(Do this)
Give the number of lines in the data that contain "განათლება", and nothing more.

(Exercise inputs)
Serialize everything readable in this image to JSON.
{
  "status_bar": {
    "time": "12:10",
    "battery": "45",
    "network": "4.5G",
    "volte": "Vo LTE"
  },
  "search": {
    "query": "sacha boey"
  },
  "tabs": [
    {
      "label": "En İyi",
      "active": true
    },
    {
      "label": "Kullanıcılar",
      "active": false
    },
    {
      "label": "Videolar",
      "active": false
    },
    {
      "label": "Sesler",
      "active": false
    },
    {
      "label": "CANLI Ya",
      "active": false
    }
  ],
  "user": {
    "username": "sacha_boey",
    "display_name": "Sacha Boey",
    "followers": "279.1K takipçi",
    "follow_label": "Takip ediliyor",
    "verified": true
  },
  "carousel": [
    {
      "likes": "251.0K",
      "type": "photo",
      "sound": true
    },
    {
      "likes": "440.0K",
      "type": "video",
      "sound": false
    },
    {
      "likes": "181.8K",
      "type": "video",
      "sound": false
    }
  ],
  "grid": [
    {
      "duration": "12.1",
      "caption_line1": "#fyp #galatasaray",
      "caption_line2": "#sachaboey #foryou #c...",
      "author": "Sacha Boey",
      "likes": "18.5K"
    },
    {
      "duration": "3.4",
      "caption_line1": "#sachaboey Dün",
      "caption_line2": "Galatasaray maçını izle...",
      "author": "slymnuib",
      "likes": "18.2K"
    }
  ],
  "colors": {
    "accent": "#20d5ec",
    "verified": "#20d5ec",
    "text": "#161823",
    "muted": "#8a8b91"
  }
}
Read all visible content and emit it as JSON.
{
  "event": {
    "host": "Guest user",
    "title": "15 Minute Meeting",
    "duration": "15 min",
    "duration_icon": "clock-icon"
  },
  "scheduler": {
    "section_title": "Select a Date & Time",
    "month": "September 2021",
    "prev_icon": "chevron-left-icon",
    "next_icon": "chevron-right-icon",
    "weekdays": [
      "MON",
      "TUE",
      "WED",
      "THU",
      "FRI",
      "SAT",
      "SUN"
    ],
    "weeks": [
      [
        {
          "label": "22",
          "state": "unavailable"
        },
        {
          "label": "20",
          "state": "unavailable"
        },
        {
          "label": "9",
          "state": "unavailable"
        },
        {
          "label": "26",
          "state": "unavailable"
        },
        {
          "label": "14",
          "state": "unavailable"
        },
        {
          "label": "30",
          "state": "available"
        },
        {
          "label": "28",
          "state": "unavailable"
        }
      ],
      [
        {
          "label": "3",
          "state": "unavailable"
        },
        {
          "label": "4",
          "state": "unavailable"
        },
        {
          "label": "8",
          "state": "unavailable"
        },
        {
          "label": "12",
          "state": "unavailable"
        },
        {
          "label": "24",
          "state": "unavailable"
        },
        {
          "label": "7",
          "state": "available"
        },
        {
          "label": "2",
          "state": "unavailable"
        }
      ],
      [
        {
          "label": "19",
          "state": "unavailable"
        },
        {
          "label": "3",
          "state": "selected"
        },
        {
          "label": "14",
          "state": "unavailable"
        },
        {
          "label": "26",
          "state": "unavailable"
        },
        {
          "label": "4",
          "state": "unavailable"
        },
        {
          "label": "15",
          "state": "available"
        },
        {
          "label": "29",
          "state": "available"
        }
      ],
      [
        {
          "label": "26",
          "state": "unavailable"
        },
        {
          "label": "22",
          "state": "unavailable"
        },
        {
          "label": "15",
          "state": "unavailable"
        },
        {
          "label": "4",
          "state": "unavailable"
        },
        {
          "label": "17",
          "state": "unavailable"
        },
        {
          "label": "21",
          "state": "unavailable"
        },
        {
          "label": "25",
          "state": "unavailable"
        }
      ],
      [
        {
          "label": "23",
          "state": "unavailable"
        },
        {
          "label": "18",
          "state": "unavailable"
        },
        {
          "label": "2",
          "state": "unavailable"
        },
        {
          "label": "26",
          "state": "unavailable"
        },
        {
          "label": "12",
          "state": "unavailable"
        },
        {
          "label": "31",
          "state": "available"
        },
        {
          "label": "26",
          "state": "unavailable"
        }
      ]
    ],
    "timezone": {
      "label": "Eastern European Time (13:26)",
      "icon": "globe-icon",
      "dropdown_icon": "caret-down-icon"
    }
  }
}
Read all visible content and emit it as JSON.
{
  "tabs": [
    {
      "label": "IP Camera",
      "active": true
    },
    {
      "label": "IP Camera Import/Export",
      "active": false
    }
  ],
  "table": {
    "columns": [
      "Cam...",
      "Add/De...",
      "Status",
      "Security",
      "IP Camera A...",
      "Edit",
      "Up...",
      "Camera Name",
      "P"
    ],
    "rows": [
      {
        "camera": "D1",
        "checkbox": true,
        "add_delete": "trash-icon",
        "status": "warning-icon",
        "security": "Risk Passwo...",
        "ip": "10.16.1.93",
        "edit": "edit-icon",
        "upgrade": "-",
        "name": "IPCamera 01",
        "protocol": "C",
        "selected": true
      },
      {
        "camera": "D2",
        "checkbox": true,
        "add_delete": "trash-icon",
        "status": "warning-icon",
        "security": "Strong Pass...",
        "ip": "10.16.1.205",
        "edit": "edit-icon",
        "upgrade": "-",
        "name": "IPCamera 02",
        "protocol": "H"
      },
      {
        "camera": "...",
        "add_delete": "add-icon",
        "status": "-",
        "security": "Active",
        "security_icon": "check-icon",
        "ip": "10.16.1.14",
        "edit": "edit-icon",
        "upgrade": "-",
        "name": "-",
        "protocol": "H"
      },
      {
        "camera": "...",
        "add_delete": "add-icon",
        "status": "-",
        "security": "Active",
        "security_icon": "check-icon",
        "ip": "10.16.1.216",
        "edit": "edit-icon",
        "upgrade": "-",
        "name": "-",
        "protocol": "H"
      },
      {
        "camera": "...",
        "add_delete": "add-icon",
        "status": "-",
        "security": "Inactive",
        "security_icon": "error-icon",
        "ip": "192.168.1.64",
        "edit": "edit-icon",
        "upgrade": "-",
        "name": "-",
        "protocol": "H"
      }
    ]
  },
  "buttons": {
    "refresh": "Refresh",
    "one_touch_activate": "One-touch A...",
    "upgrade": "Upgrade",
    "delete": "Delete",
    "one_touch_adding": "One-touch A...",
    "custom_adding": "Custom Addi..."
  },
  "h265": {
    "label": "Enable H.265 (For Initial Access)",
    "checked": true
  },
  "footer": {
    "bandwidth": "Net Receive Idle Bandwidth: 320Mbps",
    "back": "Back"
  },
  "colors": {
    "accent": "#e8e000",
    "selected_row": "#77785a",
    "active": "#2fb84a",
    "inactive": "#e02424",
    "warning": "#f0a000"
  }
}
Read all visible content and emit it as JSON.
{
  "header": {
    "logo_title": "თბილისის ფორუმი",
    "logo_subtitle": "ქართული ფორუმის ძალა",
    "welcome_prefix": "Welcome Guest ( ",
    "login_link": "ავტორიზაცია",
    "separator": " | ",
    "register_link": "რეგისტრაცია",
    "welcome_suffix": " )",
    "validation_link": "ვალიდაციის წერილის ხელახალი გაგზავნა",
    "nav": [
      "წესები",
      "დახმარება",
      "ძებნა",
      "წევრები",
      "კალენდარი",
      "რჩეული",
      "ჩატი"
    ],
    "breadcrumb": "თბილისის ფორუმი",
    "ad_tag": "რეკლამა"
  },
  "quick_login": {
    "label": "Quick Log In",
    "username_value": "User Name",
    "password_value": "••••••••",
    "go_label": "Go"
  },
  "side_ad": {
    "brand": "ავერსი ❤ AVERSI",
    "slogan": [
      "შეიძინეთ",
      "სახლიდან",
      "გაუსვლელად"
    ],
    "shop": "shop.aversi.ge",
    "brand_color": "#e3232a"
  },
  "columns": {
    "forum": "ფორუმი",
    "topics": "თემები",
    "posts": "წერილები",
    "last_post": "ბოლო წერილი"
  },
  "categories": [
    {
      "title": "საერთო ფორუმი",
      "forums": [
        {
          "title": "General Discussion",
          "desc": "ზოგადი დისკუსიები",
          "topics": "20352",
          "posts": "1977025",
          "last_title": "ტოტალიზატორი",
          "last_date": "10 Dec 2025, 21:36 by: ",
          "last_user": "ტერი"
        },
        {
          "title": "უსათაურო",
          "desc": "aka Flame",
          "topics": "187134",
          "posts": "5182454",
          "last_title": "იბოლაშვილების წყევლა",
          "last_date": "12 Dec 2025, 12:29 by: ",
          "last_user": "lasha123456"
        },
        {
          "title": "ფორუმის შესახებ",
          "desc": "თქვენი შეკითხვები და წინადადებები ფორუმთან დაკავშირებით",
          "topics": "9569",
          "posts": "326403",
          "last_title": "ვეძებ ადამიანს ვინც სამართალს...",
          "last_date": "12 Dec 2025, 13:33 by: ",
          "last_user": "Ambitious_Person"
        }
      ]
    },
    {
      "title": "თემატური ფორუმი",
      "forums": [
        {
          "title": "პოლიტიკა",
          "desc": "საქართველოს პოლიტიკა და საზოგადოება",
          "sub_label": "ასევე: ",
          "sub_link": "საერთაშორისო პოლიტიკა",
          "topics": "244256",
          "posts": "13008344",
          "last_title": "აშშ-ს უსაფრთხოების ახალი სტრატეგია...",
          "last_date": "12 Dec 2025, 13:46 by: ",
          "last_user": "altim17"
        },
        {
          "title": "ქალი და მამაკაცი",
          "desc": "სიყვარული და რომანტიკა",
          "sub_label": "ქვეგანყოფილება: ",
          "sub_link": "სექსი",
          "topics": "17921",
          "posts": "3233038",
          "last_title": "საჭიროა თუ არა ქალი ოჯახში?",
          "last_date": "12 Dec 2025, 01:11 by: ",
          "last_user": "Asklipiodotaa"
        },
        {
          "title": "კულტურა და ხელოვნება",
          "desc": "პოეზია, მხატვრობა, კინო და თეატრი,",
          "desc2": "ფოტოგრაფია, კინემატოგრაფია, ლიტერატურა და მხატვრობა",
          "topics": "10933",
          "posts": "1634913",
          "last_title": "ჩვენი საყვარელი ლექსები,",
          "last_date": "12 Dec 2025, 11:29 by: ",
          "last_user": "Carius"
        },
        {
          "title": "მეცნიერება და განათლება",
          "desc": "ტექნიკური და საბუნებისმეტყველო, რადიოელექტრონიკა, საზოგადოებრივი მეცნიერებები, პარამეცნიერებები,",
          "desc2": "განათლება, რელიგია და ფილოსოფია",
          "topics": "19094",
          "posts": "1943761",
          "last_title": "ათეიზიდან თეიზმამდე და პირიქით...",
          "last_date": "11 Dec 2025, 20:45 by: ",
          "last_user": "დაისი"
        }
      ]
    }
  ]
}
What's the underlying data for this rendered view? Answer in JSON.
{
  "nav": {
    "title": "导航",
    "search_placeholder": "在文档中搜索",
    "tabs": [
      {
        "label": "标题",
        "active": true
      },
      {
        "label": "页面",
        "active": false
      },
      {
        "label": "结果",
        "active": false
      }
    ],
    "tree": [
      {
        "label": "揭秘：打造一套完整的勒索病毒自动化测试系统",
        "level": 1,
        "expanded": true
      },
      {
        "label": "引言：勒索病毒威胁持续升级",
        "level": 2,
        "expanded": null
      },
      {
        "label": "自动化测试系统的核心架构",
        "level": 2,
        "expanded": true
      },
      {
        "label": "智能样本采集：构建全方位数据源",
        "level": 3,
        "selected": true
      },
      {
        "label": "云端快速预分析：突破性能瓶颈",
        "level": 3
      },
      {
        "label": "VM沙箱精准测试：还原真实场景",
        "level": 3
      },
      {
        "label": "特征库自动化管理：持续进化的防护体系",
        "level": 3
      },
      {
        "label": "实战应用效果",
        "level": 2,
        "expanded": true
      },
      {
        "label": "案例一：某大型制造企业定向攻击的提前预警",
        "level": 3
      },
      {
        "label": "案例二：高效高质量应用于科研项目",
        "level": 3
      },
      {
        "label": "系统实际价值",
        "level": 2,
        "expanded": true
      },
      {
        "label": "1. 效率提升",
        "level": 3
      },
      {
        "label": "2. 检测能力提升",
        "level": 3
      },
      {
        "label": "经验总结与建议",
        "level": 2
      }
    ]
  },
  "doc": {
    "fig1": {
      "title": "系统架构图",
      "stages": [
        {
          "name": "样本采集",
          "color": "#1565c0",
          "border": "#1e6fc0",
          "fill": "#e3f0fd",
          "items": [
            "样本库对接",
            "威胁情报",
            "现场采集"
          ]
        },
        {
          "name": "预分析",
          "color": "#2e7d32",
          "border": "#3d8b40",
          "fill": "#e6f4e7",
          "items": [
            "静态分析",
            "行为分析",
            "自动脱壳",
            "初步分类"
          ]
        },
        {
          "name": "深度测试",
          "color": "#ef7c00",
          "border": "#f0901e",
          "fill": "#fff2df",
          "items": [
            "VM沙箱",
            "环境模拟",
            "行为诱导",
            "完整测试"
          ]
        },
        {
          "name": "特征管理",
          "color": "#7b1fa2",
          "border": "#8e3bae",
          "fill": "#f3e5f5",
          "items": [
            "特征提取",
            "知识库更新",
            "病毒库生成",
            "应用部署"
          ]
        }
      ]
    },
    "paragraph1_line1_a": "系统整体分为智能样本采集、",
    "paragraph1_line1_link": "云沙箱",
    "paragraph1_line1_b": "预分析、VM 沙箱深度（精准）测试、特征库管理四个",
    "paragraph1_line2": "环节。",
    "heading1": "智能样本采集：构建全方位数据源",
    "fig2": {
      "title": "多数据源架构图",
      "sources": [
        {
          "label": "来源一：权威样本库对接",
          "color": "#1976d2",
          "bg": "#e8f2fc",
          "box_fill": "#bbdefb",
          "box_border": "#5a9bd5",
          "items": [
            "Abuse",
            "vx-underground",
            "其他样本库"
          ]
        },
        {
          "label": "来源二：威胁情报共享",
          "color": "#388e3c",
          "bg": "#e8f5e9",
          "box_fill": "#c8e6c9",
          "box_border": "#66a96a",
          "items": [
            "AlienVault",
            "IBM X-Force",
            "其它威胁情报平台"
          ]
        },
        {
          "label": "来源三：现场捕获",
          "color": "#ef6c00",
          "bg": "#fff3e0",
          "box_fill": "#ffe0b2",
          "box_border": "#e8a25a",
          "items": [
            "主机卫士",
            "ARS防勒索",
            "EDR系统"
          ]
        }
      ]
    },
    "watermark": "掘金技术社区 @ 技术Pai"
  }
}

(Problem solution)
2